* Exercise instructions
Write the material out again exactly.

* Data
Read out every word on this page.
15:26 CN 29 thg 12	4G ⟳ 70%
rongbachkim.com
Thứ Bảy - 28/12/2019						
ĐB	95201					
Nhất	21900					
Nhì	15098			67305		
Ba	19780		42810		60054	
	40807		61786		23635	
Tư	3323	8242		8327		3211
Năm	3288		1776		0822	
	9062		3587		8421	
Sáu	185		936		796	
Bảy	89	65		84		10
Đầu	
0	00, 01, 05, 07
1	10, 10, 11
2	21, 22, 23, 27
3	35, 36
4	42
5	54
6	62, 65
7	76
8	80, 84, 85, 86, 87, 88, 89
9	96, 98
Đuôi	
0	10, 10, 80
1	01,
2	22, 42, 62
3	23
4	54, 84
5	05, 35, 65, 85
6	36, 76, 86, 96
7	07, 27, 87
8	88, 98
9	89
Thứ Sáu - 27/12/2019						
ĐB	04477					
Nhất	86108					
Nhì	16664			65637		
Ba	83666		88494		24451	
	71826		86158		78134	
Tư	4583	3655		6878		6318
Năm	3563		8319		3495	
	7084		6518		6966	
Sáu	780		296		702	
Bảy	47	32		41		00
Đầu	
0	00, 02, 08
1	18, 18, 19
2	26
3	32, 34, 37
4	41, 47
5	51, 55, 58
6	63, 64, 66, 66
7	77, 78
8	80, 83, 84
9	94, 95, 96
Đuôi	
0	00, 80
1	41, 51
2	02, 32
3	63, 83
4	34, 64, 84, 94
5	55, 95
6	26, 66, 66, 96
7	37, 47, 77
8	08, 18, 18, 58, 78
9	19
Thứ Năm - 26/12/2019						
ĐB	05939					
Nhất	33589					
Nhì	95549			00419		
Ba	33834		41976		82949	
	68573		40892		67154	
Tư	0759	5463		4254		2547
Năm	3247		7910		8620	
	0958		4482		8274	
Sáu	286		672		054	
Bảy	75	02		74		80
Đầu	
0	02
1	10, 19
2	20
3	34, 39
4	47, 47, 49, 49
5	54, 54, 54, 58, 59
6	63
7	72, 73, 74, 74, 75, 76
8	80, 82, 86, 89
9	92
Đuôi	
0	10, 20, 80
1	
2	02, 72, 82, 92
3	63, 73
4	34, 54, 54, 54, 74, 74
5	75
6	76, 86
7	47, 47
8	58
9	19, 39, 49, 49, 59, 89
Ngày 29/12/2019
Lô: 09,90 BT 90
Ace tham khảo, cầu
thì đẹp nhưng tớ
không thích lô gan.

* Response
Read out every word on this page.
15:26 CN 29 thg 12	4G ⟳ 70%
rongbachkim.com
Thứ Bảy - 28/12/2019						
ĐB	95201					
Nhất	21900					
Nhì	15098			67305		
Ba	19780		42810		60054	
	40807		61786		23635	
Tư	3323	8242		8327		3211
Năm	3288		1776		0822	
	9062		3587		8421	
Sáu	185		936		796	
Bảy	89	65		84		10
Đầu	
0	00, 01, 05, 07
1	10, 10, 11
2	21, 22, 23, 27
3	35, 36
4	42
5	54
6	62, 65
7	76
8	80, 84, 85, 86, 87, 88, 89
9	96, 98
Đuôi	
0	10, 10, 80
1	01,
2	22, 42, 62
3	23
4	54, 84
5	05, 35, 65, 85
6	36, 76, 86, 96
7	07, 27, 87
8	88, 98
9	89
Thứ Sáu - 27/12/2019						
ĐB	04477					
Nhất	86108					
Nhì	16664			65637		
Ba	83666		88494		24451	
	71826		86158		78134	
Tư	4583	3655		6878		6318
Năm	3563		8319		3495	
	7084		6518		6966	
Sáu	780		296		702	
Bảy	47	32		41		00
Đầu	
0	00, 02, 08
1	18, 18, 19
2	26
3	32, 34, 37
4	41, 47
5	51, 55, 58
6	63, 64, 66, 66
7	77, 78
8	80, 83, 84
9	94, 95, 96
Đuôi	
0	00, 80
1	41, 51
2	02, 32
3	63, 83
4	34, 64, 84, 94
5	55, 95
6	26, 66, 66, 96
7	37, 47, 77
8	08, 18, 18, 58, 78
9	19
Thứ Năm - 26/12/2019						
ĐB	05939					
Nhất	33589					
Nhì	95549			00419		
Ba	33834		41976		82949	
	68573		40892		67154	
Tư	0759	5463		4254		2547
Năm	3247		7910		8620	
	0958		4482		8274	
Sáu	286		672		054	
Bảy	75	02		74		80
Đầu	
0	02
1	10, 19
2	20
3	34, 39
4	47, 47, 49, 49
5	54, 54, 54, 58, 59
6	63
7	72, 73, 74, 74, 75, 76
8	80, 82, 86, 89
9	92
Đuôi	
0	10, 20, 80
1	
2	02, 72, 82, 92
3	63, 73
4	34, 54, 54, 54, 74, 74
5	75
6	76, 86
7	47, 47
8	58
9	19, 39, 49, 49, 59, 89
Ngày 29/12/2019
Lô: 09,90 BT 90
Ace tham khảo, cầu
thì đẹp nhưng tớ
không thích lô gan.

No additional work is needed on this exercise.